— Begin Material —
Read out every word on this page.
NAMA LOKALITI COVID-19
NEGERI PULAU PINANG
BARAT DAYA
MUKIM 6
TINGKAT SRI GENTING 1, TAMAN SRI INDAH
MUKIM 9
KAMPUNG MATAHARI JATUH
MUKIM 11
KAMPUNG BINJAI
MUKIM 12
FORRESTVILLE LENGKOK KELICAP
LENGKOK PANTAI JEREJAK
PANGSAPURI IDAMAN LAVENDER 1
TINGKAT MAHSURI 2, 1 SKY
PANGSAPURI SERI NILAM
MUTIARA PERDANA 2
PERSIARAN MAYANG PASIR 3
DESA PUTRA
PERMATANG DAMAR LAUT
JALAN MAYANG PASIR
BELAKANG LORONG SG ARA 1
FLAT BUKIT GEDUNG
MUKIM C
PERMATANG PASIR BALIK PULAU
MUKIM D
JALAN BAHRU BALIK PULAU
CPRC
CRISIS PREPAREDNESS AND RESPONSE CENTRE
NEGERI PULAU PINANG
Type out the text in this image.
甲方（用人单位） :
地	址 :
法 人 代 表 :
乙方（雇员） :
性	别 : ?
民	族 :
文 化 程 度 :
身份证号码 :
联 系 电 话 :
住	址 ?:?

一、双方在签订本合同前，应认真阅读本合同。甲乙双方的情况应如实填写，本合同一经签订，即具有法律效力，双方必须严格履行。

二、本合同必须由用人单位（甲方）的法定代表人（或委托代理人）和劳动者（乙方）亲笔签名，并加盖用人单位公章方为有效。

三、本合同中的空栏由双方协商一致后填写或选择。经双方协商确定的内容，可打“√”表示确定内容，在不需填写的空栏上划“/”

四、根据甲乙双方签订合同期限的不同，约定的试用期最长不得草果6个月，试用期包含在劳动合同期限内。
— End Material —
* What the exercise asks
Extract every record and return it verbatim.

* Solved exercise
Read out every word on this page.
NAMA LOKALITI COVID-19
NEGERI PULAU PINANG
BARAT DAYA
MUKIM 6
TINGKAT SRI GENTING 1, TAMAN SRI INDAH
MUKIM 9
KAMPUNG MATAHARI JATUH
MUKIM 11
KAMPUNG BINJAI
MUKIM 12
FORRESTVILLE LENGKOK KELICAP
LENGKOK PANTAI JEREJAK
PANGSAPURI IDAMAN LAVENDER 1
TINGKAT MAHSURI 2, 1 SKY
PANGSAPURI SERI NILAM
MUTIARA PERDANA 2
PERSIARAN MAYANG PASIR 3
DESA PUTRA
PERMATANG DAMAR LAUT
JALAN MAYANG PASIR
BELAKANG LORONG SG ARA 1
FLAT BUKIT GEDUNG
MUKIM C
PERMATANG PASIR BALIK PULAU
MUKIM D
JALAN BAHRU BALIK PULAU
CPRC
CRISIS PREPAREDNESS AND RESPONSE CENTRE
NEGERI PULAU PINANG
Type out the text in this image.
甲方（用人单位） :
地	址 :
法 人 代 表 :
乙方（雇员） :
性	别 : ?
民	族 :
文 化 程 度 :
身份证号码 :
联 系 电 话 :
住	址 ?:?

一、双方在签订本合同前，应认真阅读本合同。甲乙双方的情况应如实填写，本合同一经签订，即具有法律效力，双方必须严格履行。

二、本合同必须由用人单位（甲方）的法定代表人（或委托代理人）和劳动者（乙方）亲笔签名，并加盖用人单位公章方为有效。

三、本合同中的空栏由双方协商一致后填写或选择。经双方协商确定的内容，可打“√”表示确定内容，在不需填写的空栏上划“/”

四、根据甲乙双方签订合同期限的不同，约定的试用期最长不得草果6个月，试用期包含在劳动合同期限内。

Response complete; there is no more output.